◆ Exercise objective:
Search the records for "outcome" and copy each line that holds it.

◆ Dataset records:
★ ★ ★ ★ ★ ★ ★

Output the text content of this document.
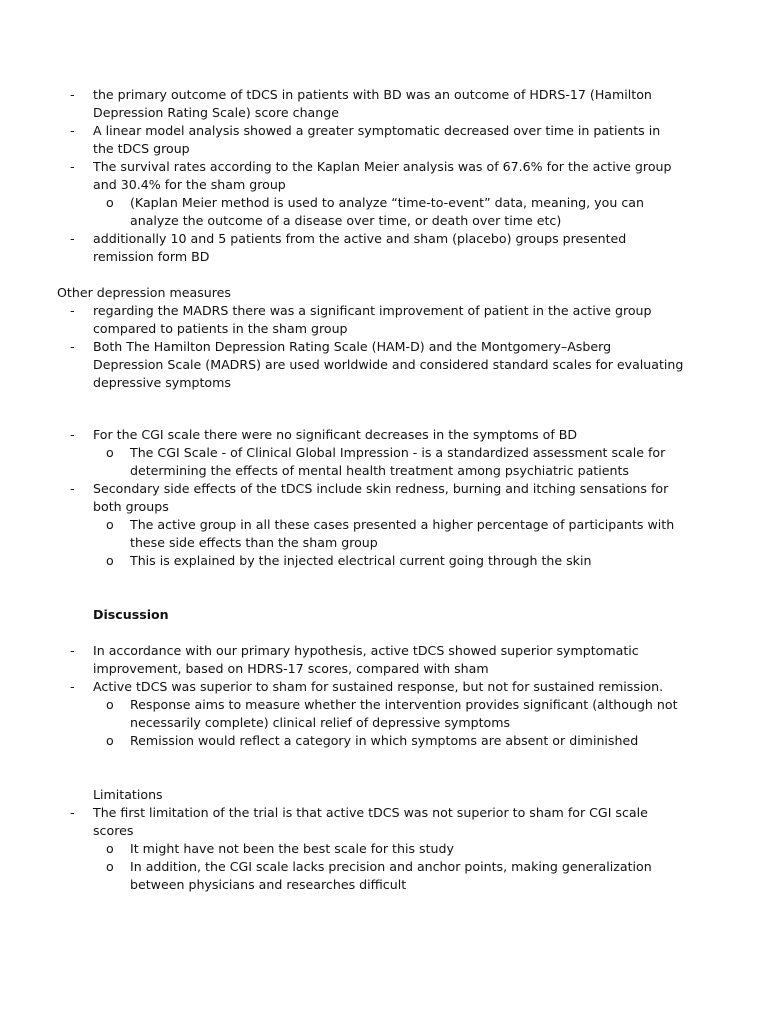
- the primary outcome of tDCS in patients with BD was an outcome of HDRS-17 (Hamilton Depression Rating Scale) score change
- A linear model analysis showed a greater symptomatic decreased over time in patients in the tDCS group
- The survival rates according to the Kaplan Meier analysis was of 67.6% for the active group and 30.4% for the sham group
o (Kaplan Meier method is used to analyze “time-to-event” data, meaning, you can analyze the outcome of a disease over time, or death over time etc)
- additionally 10 and 5 patients from the active and sham (placebo) groups presented remission form BD
Other depression measures
- regarding the MADRS there was a significant improvement of patient in the active group compared to patients in the sham group
- Both The Hamilton Depression Rating Scale (HAM-D) and the Montgomery–Asberg Depression Scale (MADRS) are used worldwide and considered standard scales for evaluating depressive symptoms
- For the CGI scale there were no significant decreases in the symptoms of BD
o The CGI Scale - of Clinical Global Impression - is a standardized assessment scale for determining the effects of mental health treatment among psychiatric patients
- Secondary side effects of the tDCS include skin redness, burning and itching sensations for both groups
o The active group in all these cases presented a higher percentage of participants with these side effects than the sham group
o This is explained by the injected electrical current going through the skin
Discussion
- In accordance with our primary hypothesis, active tDCS showed superior symptomatic improvement, based on HDRS-17 scores, compared with sham
- Active tDCS was superior to sham for sustained response, but not for sustained remission.
o Response aims to measure whether the intervention provides significant (although not necessarily complete) clinical relief of depressive symptoms
o Remission would reflect a category in which symptoms are absent or diminished
Limitations
- The first limitation of the trial is that active tDCS was not superior to sham for CGI scale scores
o It might have not been the best scale for this study
o In addition, the CGI scale lacks precision and anchor points, making generalization between physicians and researches difficult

★ ★ ★ ★ ★ ★ ★

◆ Reply:
- the primary outcome of tDCS in patients with BD was an outcome of HDRS-17 (Hamilton Depression Rating Scale) score change
o (Kaplan Meier method is used to analyze “time-to-event” data, meaning, you can analyze the outcome of a disease over time, or death over time etc)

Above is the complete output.